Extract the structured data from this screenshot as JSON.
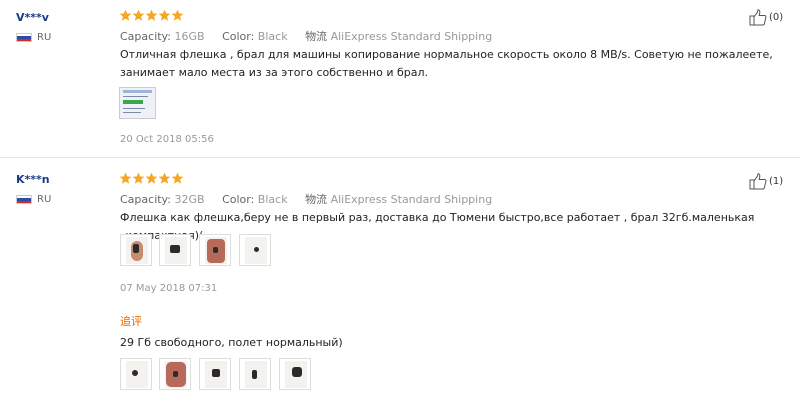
{
  "reviews": [
    {
      "user": "V***v",
      "country": "RU",
      "rating": 5,
      "capacity_label": "Capacity:",
      "capacity_value": "16GB",
      "color_label": "Color:",
      "color_value": "Black",
      "logistics_label": "物流",
      "shipping": "AliExpress Standard Shipping",
      "text": "Отличная флешка , брал для машины копирование нормальное скорость около 8 MB/s. Советую не пожалеете, занимает мало места из за этого собственно и брал.",
      "date": "20 Oct 2018 05:56",
      "likes": "(0)"
    },
    {
      "user": "K***n",
      "country": "RU",
      "rating": 5,
      "capacity_label": "Capacity:",
      "capacity_value": "32GB",
      "color_label": "Color:",
      "color_value": "Black",
      "logistics_label": "物流",
      "shipping": "AliExpress Standard Shipping",
      "text": "Флешка как флешка,беру не в первый раз, доставка до Тюмени быстро,все работает , брал 32гб.маленькая _компактная)(",
      "date": "07 May 2018 07:31",
      "likes": "(1)",
      "followup_label": "追评",
      "followup_text": "29 Гб свободного, полет нормальный)"
    }
  ],
  "colors": {
    "star": "#f5a623",
    "user_name": "#1a3a8a",
    "followup": "#e06a00",
    "meta": "#999999"
  },
  "icons": {
    "star": "star-icon",
    "like": "thumbs-up-icon",
    "flag": "russia-flag-icon"
  }
}
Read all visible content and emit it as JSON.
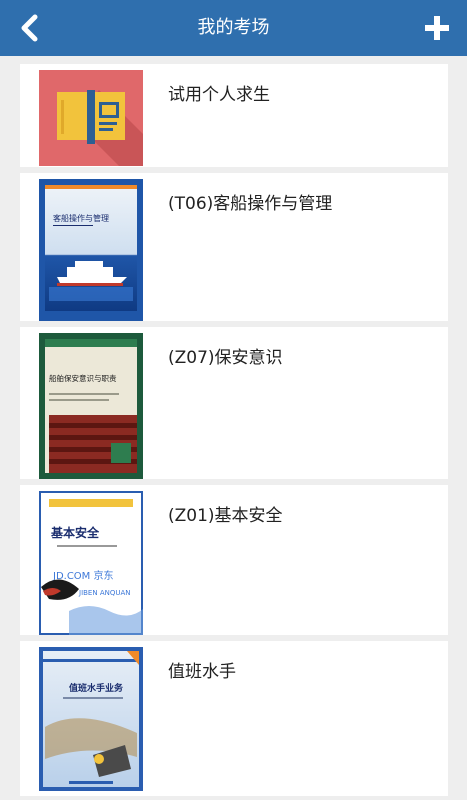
{
  "header": {
    "title": "我的考场",
    "back_icon": "chevron-left-icon",
    "add_icon": "plus-icon",
    "color": "#2f6fae"
  },
  "items": [
    {
      "name": "试用个人求生",
      "cover": {
        "kind": "book-icon",
        "color": "#e0686a"
      }
    },
    {
      "name": "(T06)客船操作与管理",
      "cover": {
        "kind": "book-cover",
        "title": "客船操作与管理"
      }
    },
    {
      "name": "(Z07)保安意识",
      "cover": {
        "kind": "book-cover",
        "title": "船舶保安意识与职责"
      }
    },
    {
      "name": "(Z01)基本安全",
      "cover": {
        "kind": "book-cover",
        "title": "基本安全",
        "subtitle": "JIBEN ANQUAN",
        "watermark": "JD.COM 京东"
      }
    },
    {
      "name": "值班水手",
      "cover": {
        "kind": "book-cover",
        "title": "值班水手业务"
      }
    }
  ]
}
▬▬▬▬▬▬
TASK DETAILS: Leaving out every picture, extract verbatim the lines from the one containing "Read all visible content and emit it as JSON." through the last line of the listing, inclusive.

ANSWER IN FULL:
Read all visible content and emit it as JSON.
{
  "header": {
    "title": "我的考场",
    "back_icon": "chevron-left-icon",
    "add_icon": "plus-icon",
    "color": "#2f6fae"
  },
  "items": [
    {
      "name": "试用个人求生",
      "cover": {
        "kind": "book-icon",
        "color": "#e0686a"
      }
    },
    {
      "name": "(T06)客船操作与管理",
      "cover": {
        "kind": "book-cover",
        "title": "客船操作与管理"
      }
    },
    {
      "name": "(Z07)保安意识",
      "cover": {
        "kind": "book-cover",
        "title": "船舶保安意识与职责"
      }
    },
    {
      "name": "(Z01)基本安全",
      "cover": {
        "kind": "book-cover",
        "title": "基本安全",
        "subtitle": "JIBEN ANQUAN",
        "watermark": "JD.COM 京东"
      }
    },
    {
      "name": "值班水手",
      "cover": {
        "kind": "book-cover",
        "title": "值班水手业务"
      }
    }
  ]
}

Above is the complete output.